# [TASK PROMPT]
In the copy, include every entry exactly but none of the pictures.

# [DATASET ENTRIES]

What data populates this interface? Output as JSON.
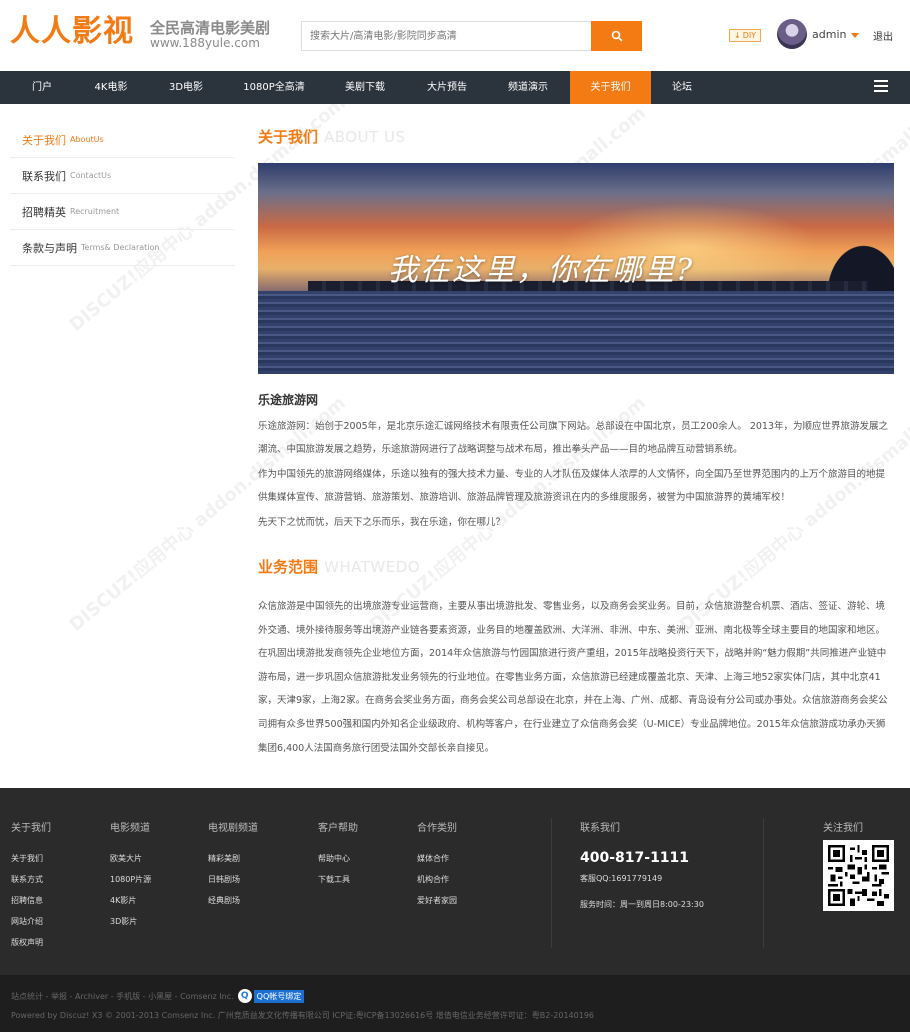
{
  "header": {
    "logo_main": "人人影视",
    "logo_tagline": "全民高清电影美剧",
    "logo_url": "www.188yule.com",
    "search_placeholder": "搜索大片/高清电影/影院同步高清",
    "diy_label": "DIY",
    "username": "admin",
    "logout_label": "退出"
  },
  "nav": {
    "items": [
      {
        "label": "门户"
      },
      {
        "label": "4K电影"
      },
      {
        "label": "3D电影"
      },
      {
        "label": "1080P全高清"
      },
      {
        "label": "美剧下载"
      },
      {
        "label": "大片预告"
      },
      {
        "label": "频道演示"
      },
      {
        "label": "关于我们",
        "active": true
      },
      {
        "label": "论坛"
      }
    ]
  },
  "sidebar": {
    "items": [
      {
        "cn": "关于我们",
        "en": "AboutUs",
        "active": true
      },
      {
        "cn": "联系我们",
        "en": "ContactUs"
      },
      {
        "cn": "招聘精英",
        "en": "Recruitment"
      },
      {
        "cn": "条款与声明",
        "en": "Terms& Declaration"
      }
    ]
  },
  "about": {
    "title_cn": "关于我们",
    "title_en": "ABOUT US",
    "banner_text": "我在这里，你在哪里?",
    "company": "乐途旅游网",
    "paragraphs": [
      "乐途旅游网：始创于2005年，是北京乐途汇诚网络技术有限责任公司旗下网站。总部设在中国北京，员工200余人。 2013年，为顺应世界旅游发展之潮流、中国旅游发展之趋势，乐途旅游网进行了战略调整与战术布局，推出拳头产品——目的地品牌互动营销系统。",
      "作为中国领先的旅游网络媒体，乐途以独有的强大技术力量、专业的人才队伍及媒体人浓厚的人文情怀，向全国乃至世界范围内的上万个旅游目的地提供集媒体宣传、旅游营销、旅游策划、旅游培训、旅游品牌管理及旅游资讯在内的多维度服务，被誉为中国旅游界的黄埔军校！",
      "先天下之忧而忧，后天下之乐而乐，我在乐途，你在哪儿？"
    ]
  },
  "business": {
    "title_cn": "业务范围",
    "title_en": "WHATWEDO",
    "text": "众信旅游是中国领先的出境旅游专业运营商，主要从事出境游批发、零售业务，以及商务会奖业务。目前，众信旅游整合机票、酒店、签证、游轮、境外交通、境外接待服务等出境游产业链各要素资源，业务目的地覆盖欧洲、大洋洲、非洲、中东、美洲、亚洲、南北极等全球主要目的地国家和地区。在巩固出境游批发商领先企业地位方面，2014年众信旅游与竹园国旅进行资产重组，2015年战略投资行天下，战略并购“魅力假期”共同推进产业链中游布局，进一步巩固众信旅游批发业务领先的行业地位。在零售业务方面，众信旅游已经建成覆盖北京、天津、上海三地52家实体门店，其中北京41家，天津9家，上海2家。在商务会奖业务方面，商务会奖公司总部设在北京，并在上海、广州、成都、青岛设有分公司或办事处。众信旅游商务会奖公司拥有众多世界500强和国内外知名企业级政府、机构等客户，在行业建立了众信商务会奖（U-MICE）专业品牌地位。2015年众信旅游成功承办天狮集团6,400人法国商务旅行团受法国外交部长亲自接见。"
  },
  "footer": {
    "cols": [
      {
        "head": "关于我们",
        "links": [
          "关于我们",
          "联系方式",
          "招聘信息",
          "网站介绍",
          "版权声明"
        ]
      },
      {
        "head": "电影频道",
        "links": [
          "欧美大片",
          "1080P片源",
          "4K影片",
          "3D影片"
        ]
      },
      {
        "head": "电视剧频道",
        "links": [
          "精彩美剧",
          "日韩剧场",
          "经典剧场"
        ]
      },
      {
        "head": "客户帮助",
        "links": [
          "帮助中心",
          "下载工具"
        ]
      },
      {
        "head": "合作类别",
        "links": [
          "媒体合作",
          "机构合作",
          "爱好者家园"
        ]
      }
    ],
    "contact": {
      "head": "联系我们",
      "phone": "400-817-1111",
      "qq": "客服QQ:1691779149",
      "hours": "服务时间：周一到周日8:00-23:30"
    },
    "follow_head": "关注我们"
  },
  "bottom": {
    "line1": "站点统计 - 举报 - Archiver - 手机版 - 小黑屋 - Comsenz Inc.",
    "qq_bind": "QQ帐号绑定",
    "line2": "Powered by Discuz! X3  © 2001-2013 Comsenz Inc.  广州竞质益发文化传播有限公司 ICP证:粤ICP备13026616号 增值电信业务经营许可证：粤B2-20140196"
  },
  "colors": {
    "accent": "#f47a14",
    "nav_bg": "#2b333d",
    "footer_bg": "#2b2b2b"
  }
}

# [RESULT OF THIS EXERCISE]
What data populates this interface? Output as JSON.
{
  "header": {
    "logo_main": "人人影视",
    "logo_tagline": "全民高清电影美剧",
    "logo_url": "www.188yule.com",
    "search_placeholder": "搜索大片/高清电影/影院同步高清",
    "diy_label": "DIY",
    "username": "admin",
    "logout_label": "退出"
  },
  "nav": {
    "items": [
      {
        "label": "门户"
      },
      {
        "label": "4K电影"
      },
      {
        "label": "3D电影"
      },
      {
        "label": "1080P全高清"
      },
      {
        "label": "美剧下载"
      },
      {
        "label": "大片预告"
      },
      {
        "label": "频道演示"
      },
      {
        "label": "关于我们",
        "active": true
      },
      {
        "label": "论坛"
      }
    ]
  },
  "sidebar": {
    "items": [
      {
        "cn": "关于我们",
        "en": "AboutUs",
        "active": true
      },
      {
        "cn": "联系我们",
        "en": "ContactUs"
      },
      {
        "cn": "招聘精英",
        "en": "Recruitment"
      },
      {
        "cn": "条款与声明",
        "en": "Terms& Declaration"
      }
    ]
  },
  "about": {
    "title_cn": "关于我们",
    "title_en": "ABOUT US",
    "banner_text": "我在这里，你在哪里?",
    "company": "乐途旅游网",
    "paragraphs": [
      "乐途旅游网：始创于2005年，是北京乐途汇诚网络技术有限责任公司旗下网站。总部设在中国北京，员工200余人。 2013年，为顺应世界旅游发展之潮流、中国旅游发展之趋势，乐途旅游网进行了战略调整与战术布局，推出拳头产品——目的地品牌互动营销系统。",
      "作为中国领先的旅游网络媒体，乐途以独有的强大技术力量、专业的人才队伍及媒体人浓厚的人文情怀，向全国乃至世界范围内的上万个旅游目的地提供集媒体宣传、旅游营销、旅游策划、旅游培训、旅游品牌管理及旅游资讯在内的多维度服务，被誉为中国旅游界的黄埔军校！",
      "先天下之忧而忧，后天下之乐而乐，我在乐途，你在哪儿？"
    ]
  },
  "business": {
    "title_cn": "业务范围",
    "title_en": "WHATWEDO",
    "text": "众信旅游是中国领先的出境旅游专业运营商，主要从事出境游批发、零售业务，以及商务会奖业务。目前，众信旅游整合机票、酒店、签证、游轮、境外交通、境外接待服务等出境游产业链各要素资源，业务目的地覆盖欧洲、大洋洲、非洲、中东、美洲、亚洲、南北极等全球主要目的地国家和地区。在巩固出境游批发商领先企业地位方面，2014年众信旅游与竹园国旅进行资产重组，2015年战略投资行天下，战略并购“魅力假期”共同推进产业链中游布局，进一步巩固众信旅游批发业务领先的行业地位。在零售业务方面，众信旅游已经建成覆盖北京、天津、上海三地52家实体门店，其中北京41家，天津9家，上海2家。在商务会奖业务方面，商务会奖公司总部设在北京，并在上海、广州、成都、青岛设有分公司或办事处。众信旅游商务会奖公司拥有众多世界500强和国内外知名企业级政府、机构等客户，在行业建立了众信商务会奖（U-MICE）专业品牌地位。2015年众信旅游成功承办天狮集团6,400人法国商务旅行团受法国外交部长亲自接见。"
  },
  "footer": {
    "cols": [
      {
        "head": "关于我们",
        "links": [
          "关于我们",
          "联系方式",
          "招聘信息",
          "网站介绍",
          "版权声明"
        ]
      },
      {
        "head": "电影频道",
        "links": [
          "欧美大片",
          "1080P片源",
          "4K影片",
          "3D影片"
        ]
      },
      {
        "head": "电视剧频道",
        "links": [
          "精彩美剧",
          "日韩剧场",
          "经典剧场"
        ]
      },
      {
        "head": "客户帮助",
        "links": [
          "帮助中心",
          "下载工具"
        ]
      },
      {
        "head": "合作类别",
        "links": [
          "媒体合作",
          "机构合作",
          "爱好者家园"
        ]
      }
    ],
    "contact": {
      "head": "联系我们",
      "phone": "400-817-1111",
      "qq": "客服QQ:1691779149",
      "hours": "服务时间：周一到周日8:00-23:30"
    },
    "follow_head": "关注我们"
  },
  "bottom": {
    "line1": "站点统计 - 举报 - Archiver - 手机版 - 小黑屋 - Comsenz Inc.",
    "qq_bind": "QQ帐号绑定",
    "line2": "Powered by Discuz! X3  © 2001-2013 Comsenz Inc.  广州竞质益发文化传播有限公司 ICP证:粤ICP备13026616号 增值电信业务经营许可证：粤B2-20140196"
  },
  "colors": {
    "accent": "#f47a14",
    "nav_bg": "#2b333d",
    "footer_bg": "#2b2b2b"
  }
}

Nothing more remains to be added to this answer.